— start of Document extract —
# BJJ Neat Chesterfield, Derbyshire



## Obliterate (Feb 11, 2007)

Hi all

Does anyone know of any Brazilian Ju Jitsu Classes near Chesterfield/Derbyshire (UK)

I want to get into MMA, i've found a Muay Thai place in Sheffield which I'm going to start attending but wanted  BJJ class to go with it, i dont have my own transport so it cant be that far away!

Many thanks all


----------



## Tez3 (Feb 11, 2007)

Do you want to do MMA as a whole or are you planning to learn separate styles before you join a MMA club? I can find an MMA club for you but not sure about BJJ or Thai boxing.


----------



## Obliterate (Feb 11, 2007)

Hi

A MMA club would be perfect, if i could find one place to train rather then have to go to lots of different ones!

Thanks for any help!


----------



## Marvin (Feb 12, 2007)

Try these guys

Riddings Martial Arts Centre
Contact: Lee Bown
Shaw Street, Riddings, Alfreton, Derbyshire
Email: lee@rmma.co.uk
Web: www.rmma.co.uk
Tel: 07812 990934


----------



## Obliterate (Feb 13, 2007)
— end of Document extract —
Exercise tasks –
1) In the forum thread on BJJ near Chesterfield, which city has the Muay Thai place that the first poster plans to attend?
2) From the forum thread on BJJ near Chesterfield, write out the part that begins with the words "Does anyone know" and ends with "Tez3 (Feb 11, 2007)".
3) Continue the forum thread on BJJ near Chesterfield from where it stops.
— start of Given records —
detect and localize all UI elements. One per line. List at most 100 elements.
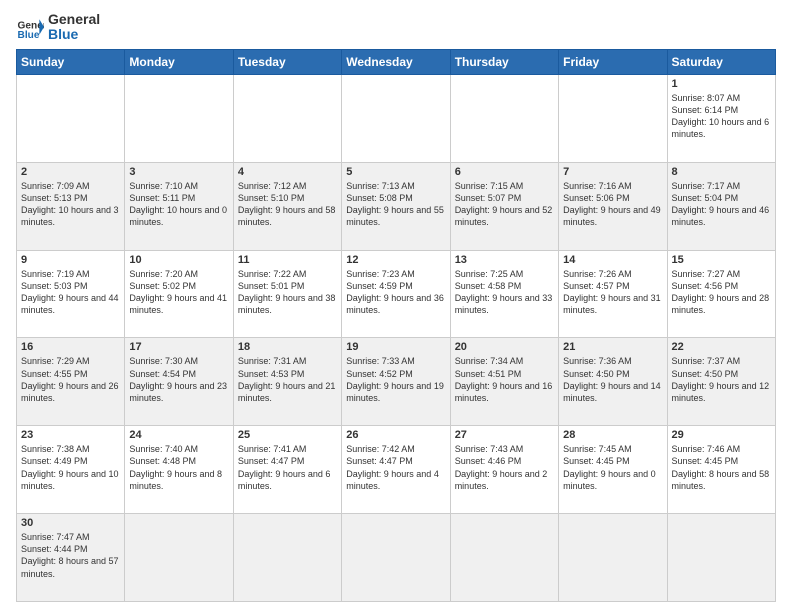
— end of Given records —
— start of Given records —
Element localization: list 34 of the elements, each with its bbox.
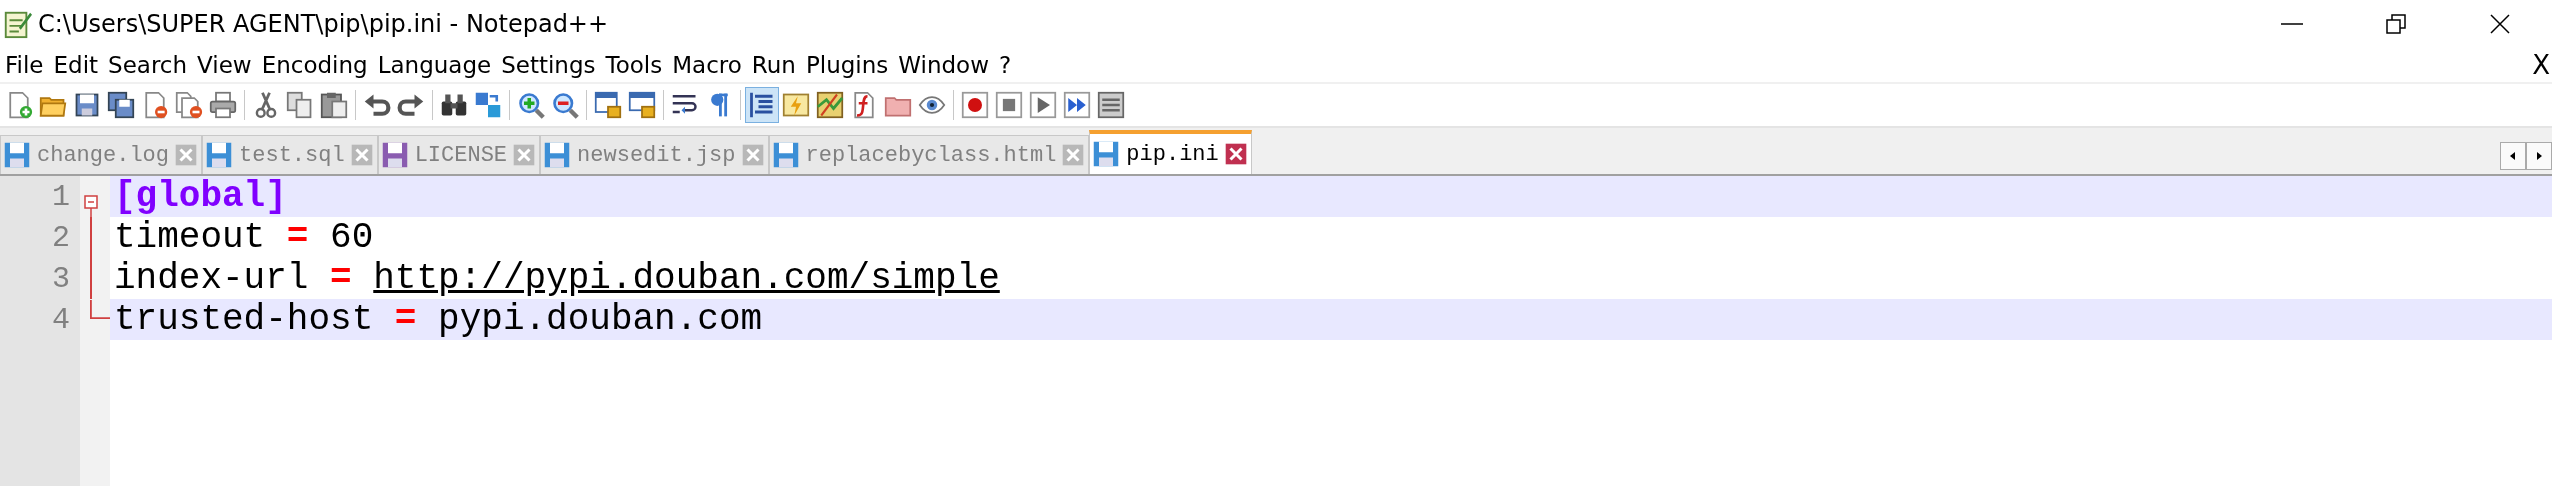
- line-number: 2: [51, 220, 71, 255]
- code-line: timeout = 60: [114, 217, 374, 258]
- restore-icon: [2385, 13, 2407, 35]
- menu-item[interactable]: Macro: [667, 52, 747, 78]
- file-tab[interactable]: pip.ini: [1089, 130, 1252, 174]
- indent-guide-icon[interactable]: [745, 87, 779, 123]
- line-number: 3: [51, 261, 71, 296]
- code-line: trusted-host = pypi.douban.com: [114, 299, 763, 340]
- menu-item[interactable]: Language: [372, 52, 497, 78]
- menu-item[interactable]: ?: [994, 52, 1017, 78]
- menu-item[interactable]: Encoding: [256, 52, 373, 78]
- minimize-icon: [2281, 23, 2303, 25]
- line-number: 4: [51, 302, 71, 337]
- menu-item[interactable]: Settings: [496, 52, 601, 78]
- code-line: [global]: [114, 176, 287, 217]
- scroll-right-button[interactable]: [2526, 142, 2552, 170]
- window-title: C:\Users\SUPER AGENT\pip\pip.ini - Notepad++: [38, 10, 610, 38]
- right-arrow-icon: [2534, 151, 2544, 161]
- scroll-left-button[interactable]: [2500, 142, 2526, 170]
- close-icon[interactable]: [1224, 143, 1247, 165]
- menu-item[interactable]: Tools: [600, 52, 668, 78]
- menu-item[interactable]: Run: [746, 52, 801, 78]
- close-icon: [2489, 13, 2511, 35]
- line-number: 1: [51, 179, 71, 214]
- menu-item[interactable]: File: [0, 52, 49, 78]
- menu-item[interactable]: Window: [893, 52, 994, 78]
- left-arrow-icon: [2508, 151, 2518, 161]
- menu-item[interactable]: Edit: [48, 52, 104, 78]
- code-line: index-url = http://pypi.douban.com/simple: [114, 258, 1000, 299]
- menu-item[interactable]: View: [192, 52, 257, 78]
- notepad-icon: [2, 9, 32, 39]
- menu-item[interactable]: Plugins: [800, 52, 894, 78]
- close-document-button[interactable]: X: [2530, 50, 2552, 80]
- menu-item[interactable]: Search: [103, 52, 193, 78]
— end of Given records —
— start of Given records —
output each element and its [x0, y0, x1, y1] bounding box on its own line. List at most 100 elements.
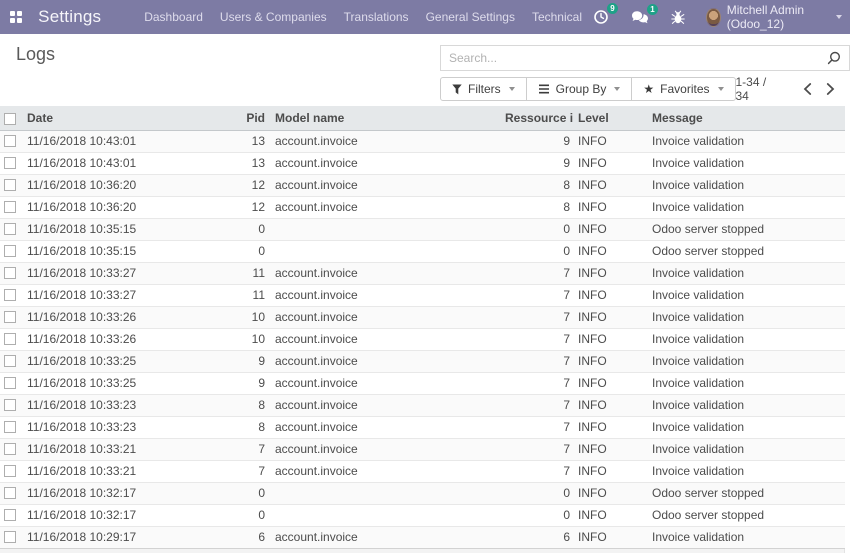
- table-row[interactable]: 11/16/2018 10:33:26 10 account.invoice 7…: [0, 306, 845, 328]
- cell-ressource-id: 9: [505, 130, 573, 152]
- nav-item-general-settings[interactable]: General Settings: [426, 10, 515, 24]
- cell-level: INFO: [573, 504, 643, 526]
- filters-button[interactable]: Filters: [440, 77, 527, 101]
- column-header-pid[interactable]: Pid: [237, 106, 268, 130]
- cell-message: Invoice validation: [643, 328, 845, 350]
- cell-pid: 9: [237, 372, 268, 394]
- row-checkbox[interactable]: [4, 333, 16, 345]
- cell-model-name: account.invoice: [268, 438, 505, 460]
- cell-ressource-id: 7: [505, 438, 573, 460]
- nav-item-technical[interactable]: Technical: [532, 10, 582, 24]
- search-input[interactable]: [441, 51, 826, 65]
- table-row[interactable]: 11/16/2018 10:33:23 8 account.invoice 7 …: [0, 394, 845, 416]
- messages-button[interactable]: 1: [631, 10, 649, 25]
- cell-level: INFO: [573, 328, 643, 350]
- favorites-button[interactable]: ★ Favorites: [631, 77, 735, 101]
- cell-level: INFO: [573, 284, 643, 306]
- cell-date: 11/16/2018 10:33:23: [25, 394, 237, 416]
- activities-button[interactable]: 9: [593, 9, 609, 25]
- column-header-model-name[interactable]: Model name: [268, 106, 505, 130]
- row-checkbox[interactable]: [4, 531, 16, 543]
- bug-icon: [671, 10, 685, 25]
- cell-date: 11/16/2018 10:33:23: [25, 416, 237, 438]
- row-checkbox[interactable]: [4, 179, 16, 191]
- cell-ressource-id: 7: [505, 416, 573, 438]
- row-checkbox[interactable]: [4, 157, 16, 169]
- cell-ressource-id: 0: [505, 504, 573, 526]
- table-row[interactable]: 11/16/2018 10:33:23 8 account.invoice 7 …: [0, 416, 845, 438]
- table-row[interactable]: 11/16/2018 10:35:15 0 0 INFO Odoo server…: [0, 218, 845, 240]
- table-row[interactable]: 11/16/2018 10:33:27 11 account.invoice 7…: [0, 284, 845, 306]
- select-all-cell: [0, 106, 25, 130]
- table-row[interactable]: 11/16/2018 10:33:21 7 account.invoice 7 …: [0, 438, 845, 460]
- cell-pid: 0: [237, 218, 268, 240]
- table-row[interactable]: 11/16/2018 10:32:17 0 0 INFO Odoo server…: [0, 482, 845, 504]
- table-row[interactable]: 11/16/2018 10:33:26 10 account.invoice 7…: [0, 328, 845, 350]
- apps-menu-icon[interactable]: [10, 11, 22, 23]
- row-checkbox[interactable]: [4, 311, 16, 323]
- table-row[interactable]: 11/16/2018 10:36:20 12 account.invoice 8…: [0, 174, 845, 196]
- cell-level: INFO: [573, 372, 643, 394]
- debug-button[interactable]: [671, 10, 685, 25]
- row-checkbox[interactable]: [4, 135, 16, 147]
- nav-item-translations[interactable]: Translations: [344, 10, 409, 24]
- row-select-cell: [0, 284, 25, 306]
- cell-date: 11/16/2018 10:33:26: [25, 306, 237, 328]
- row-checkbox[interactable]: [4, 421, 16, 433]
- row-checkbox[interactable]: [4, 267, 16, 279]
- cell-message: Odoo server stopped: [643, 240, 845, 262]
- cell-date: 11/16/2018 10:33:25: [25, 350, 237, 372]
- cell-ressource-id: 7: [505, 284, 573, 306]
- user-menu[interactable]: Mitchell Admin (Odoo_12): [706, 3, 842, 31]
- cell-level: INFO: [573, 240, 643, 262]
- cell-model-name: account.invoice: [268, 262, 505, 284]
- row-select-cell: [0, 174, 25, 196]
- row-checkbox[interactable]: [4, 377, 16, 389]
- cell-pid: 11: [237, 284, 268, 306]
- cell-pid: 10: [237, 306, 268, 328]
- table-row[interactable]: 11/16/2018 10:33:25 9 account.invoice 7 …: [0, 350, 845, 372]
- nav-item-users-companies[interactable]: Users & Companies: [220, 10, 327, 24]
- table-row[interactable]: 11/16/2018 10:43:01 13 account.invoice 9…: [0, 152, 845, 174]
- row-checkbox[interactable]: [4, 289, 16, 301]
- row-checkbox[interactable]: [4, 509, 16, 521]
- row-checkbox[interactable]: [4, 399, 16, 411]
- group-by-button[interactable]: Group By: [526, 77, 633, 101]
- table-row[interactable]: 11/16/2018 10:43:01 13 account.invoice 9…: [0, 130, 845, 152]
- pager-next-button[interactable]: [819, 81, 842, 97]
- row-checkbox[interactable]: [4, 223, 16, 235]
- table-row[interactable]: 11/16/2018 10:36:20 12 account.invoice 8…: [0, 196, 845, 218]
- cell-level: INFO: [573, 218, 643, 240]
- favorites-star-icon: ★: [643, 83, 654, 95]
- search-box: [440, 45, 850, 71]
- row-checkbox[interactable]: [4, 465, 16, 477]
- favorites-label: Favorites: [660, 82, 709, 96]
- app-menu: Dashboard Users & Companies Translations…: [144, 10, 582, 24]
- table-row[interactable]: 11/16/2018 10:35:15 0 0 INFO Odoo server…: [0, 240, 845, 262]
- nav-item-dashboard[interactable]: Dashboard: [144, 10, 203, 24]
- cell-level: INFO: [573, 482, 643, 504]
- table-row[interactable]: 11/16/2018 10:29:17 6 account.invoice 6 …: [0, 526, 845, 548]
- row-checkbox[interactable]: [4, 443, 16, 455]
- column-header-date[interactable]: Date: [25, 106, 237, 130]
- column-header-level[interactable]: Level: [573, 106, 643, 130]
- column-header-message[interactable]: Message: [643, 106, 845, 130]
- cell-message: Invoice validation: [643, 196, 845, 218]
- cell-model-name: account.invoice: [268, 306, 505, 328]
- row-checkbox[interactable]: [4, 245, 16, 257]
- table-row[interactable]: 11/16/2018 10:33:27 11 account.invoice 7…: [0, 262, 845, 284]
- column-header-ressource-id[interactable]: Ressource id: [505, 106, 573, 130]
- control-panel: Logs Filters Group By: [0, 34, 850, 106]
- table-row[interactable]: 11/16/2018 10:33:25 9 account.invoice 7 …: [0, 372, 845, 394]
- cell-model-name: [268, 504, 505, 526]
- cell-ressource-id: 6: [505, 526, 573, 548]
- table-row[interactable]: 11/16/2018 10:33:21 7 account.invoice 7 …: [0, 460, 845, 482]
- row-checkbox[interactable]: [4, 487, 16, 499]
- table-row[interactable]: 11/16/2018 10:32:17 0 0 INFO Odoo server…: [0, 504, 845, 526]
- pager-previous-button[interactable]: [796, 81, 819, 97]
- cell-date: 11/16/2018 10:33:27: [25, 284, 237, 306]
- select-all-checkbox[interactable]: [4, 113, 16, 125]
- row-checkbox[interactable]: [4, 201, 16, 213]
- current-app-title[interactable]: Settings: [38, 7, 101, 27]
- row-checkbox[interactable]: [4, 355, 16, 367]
— end of Given records —
Per-task answers –
1) Sheffield

2)
Does anyone know of any Brazilian Ju Jitsu Classes near Chesterfield/Derbyshire (UK)

I want to get into MMA, i've found a Muay Thai place in Sheffield which I'm going to start attending but wanted  BJJ class to go with it, i dont have my own transport so it cant be that far away!

Many thanks all


----------



## Tez3 (Feb 11, 2007)

3)
Marvin said:


> Try these guys
> 
> Riddings Martial Arts Centre
> Contact: Lee Bown
> ...


 
That link and email address dont work, any other ideas?

MAny thanks


----------



## Obliterate (Mar 19, 2007)

Marvin said:


> Try these guys
> 
> Riddings Martial Arts Centre
> Contact: Lee Bown
> ...


 
Bump


----------



## Marvin (Mar 19, 2007)

Oblitrate, here is the main branch for the UK. 

Defense Unlimited - Straight Blast Gym UK
Contact: Karl Tanswell
31 Spear St., City centre
Manchester, M1 1df
Office: 0161 374 3756
Mobile: 07966 577306
Email: karltanswell@hotmail.com
Web: www.sbguk.co.uk 


E-mail Karl, he should have the correct contact information for those guys.

Gool Luck in your training!!


----------



## Tez3 (Mar 19, 2007)

Marvin said:


> Oblitrate, here is the main branch for the UK.
> 
> Defense Unlimited - Straight Blast Gym UK
> Contact: Karl Tanswell
> ...


 
Karl's one of the best! Plus you get Rosi Sexton beating you up lol!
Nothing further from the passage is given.